#### [Provided data]
******************************

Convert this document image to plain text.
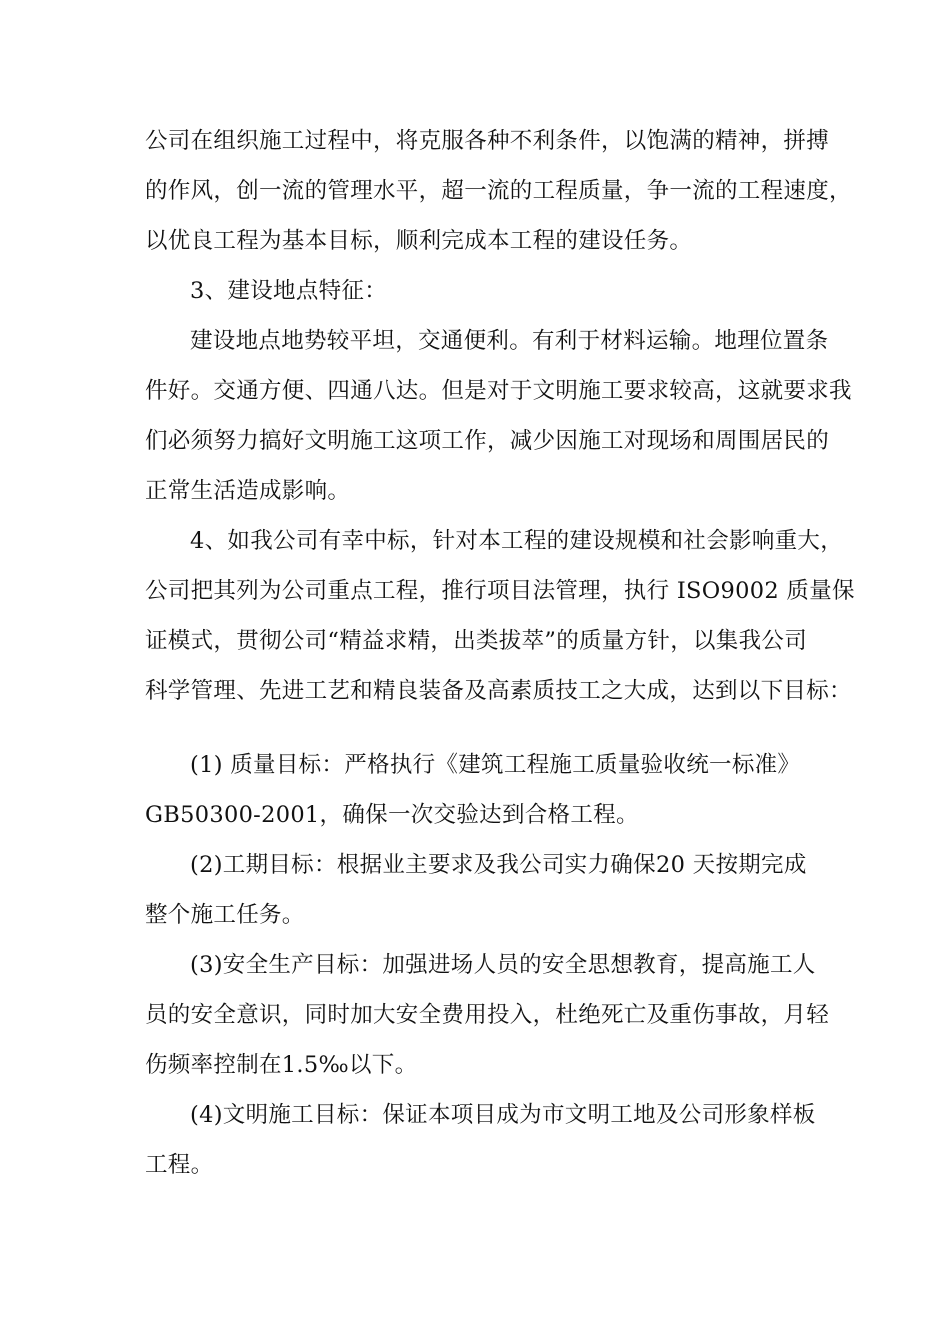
公司在组织施工过程中，将克服各种不利条件，以饱满的精神，拼搏
的作风，创一流的管理水平，超一流的工程质量，争一流的工程速度，
以优良工程为基本目标，顺利完成本工程的建设任务。
3、建设地点特征：
建设地点地势较平坦，交通便利。有利于材料运输。地理位置条
件好。交通方便、四通八达。但是对于文明施工要求较高，这就要求我
们必须努力搞好文明施工这项工作，减少因施工对现场和周围居民的
正常生活造成影响。
4、如我公司有幸中标，针对本工程的建设规模和社会影响重大，
公司把其列为公司重点工程，推行项目法管理，执行 ISO9002 质量保
证模式，贯彻公司“精益求精，出类拔萃”的质量方针，以集我公司
科学管理、先进工艺和精良装备及高素质技工之大成，达到以下目标：
(1) 质量目标：严格执行《建筑工程施工质量验收统一标准》
GB50300-2001，确保一次交验达到合格工程。
(2)工期目标：根据业主要求及我公司实力确保20 天按期完成
整个施工任务。
(3)安全生产目标：加强进场人员的安全思想教育，提高施工人
员的安全意识，同时加大安全费用投入，杜绝死亡及重伤事故，月轻
伤频率控制在1.5‰以下。
(4)文明施工目标：保证本项目成为市文明工地及公司形象样板
工程。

******************************

#### [What is required]
Pictures stay out of the copy; please restate every record above exactly.

#### [Response to the exercise]
Convert this document image to plain text.
公司在组织施工过程中，将克服各种不利条件，以饱满的精神，拼搏
的作风，创一流的管理水平，超一流的工程质量，争一流的工程速度，
以优良工程为基本目标，顺利完成本工程的建设任务。
3、建设地点特征：
建设地点地势较平坦，交通便利。有利于材料运输。地理位置条
件好。交通方便、四通八达。但是对于文明施工要求较高，这就要求我
们必须努力搞好文明施工这项工作，减少因施工对现场和周围居民的
正常生活造成影响。
4、如我公司有幸中标，针对本工程的建设规模和社会影响重大，
公司把其列为公司重点工程，推行项目法管理，执行 ISO9002 质量保
证模式，贯彻公司“精益求精，出类拔萃”的质量方针，以集我公司
科学管理、先进工艺和精良装备及高素质技工之大成，达到以下目标：
(1) 质量目标：严格执行《建筑工程施工质量验收统一标准》
GB50300-2001，确保一次交验达到合格工程。
(2)工期目标：根据业主要求及我公司实力确保20 天按期完成
整个施工任务。
(3)安全生产目标：加强进场人员的安全思想教育，提高施工人
员的安全意识，同时加大安全费用投入，杜绝死亡及重伤事故，月轻
伤频率控制在1.5‰以下。
(4)文明施工目标：保证本项目成为市文明工地及公司形象样板
工程。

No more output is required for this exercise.